* Requirement *
Every entry must be output exactly as it is written.

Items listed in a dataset
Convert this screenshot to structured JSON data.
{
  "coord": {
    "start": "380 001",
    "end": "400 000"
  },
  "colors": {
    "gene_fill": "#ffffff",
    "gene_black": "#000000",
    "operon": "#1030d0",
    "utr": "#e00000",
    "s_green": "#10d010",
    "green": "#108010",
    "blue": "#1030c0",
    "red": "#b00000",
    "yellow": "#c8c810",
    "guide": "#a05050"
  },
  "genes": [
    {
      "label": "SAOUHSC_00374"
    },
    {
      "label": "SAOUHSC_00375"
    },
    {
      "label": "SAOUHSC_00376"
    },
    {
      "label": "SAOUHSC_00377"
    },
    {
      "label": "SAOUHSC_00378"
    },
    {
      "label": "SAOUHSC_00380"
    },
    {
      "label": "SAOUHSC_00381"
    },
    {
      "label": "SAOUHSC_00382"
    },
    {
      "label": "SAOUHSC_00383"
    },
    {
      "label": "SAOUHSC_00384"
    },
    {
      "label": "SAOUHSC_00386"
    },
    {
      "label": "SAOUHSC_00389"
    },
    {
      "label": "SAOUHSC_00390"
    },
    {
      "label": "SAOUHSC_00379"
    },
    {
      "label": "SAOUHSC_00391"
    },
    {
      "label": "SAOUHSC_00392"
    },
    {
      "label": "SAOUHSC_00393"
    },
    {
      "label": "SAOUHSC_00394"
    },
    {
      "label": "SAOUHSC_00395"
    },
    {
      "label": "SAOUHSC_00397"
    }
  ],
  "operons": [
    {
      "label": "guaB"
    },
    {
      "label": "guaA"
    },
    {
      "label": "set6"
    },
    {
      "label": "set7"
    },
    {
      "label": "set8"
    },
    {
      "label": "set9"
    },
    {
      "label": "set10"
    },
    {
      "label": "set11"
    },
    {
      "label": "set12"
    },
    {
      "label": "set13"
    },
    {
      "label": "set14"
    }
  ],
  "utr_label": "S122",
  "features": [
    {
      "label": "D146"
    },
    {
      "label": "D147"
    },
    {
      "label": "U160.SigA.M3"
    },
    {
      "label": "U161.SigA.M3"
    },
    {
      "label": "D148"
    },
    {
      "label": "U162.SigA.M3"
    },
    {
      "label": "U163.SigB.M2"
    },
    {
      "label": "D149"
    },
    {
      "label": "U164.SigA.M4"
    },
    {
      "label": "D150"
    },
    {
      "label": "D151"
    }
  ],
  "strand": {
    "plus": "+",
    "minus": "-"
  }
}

* Response below *
Convert this screenshot to structured JSON data.
{
  "coord": {
    "start": "380 001",
    "end": "400 000"
  },
  "colors": {
    "gene_fill": "#ffffff",
    "gene_black": "#000000",
    "operon": "#1030d0",
    "utr": "#e00000",
    "s_green": "#10d010",
    "green": "#108010",
    "blue": "#1030c0",
    "red": "#b00000",
    "yellow": "#c8c810",
    "guide": "#a05050"
  },
  "genes": [
    {
      "label": "SAOUHSC_00374"
    },
    {
      "label": "SAOUHSC_00375"
    },
    {
      "label": "SAOUHSC_00376"
    },
    {
      "label": "SAOUHSC_00377"
    },
    {
      "label": "SAOUHSC_00378"
    },
    {
      "label": "SAOUHSC_00380"
    },
    {
      "label": "SAOUHSC_00381"
    },
    {
      "label": "SAOUHSC_00382"
    },
    {
      "label": "SAOUHSC_00383"
    },
    {
      "label": "SAOUHSC_00384"
    },
    {
      "label": "SAOUHSC_00386"
    },
    {
      "label": "SAOUHSC_00389"
    },
    {
      "label": "SAOUHSC_00390"
    },
    {
      "label": "SAOUHSC_00379"
    },
    {
      "label": "SAOUHSC_00391"
    },
    {
      "label": "SAOUHSC_00392"
    },
    {
      "label": "SAOUHSC_00393"
    },
    {
      "label": "SAOUHSC_00394"
    },
    {
      "label": "SAOUHSC_00395"
    },
    {
      "label": "SAOUHSC_00397"
    }
  ],
  "operons": [
    {
      "label": "guaB"
    },
    {
      "label": "guaA"
    },
    {
      "label": "set6"
    },
    {
      "label": "set7"
    },
    {
      "label": "set8"
    },
    {
      "label": "set9"
    },
    {
      "label": "set10"
    },
    {
      "label": "set11"
    },
    {
      "label": "set12"
    },
    {
      "label": "set13"
    },
    {
      "label": "set14"
    }
  ],
  "utr_label": "S122",
  "features": [
    {
      "label": "D146"
    },
    {
      "label": "D147"
    },
    {
      "label": "U160.SigA.M3"
    },
    {
      "label": "U161.SigA.M3"
    },
    {
      "label": "D148"
    },
    {
      "label": "U162.SigA.M3"
    },
    {
      "label": "U163.SigB.M2"
    },
    {
      "label": "D149"
    },
    {
      "label": "U164.SigA.M4"
    },
    {
      "label": "D150"
    },
    {
      "label": "D151"
    }
  ],
  "strand": {
    "plus": "+",
    "minus": "-"
  }
}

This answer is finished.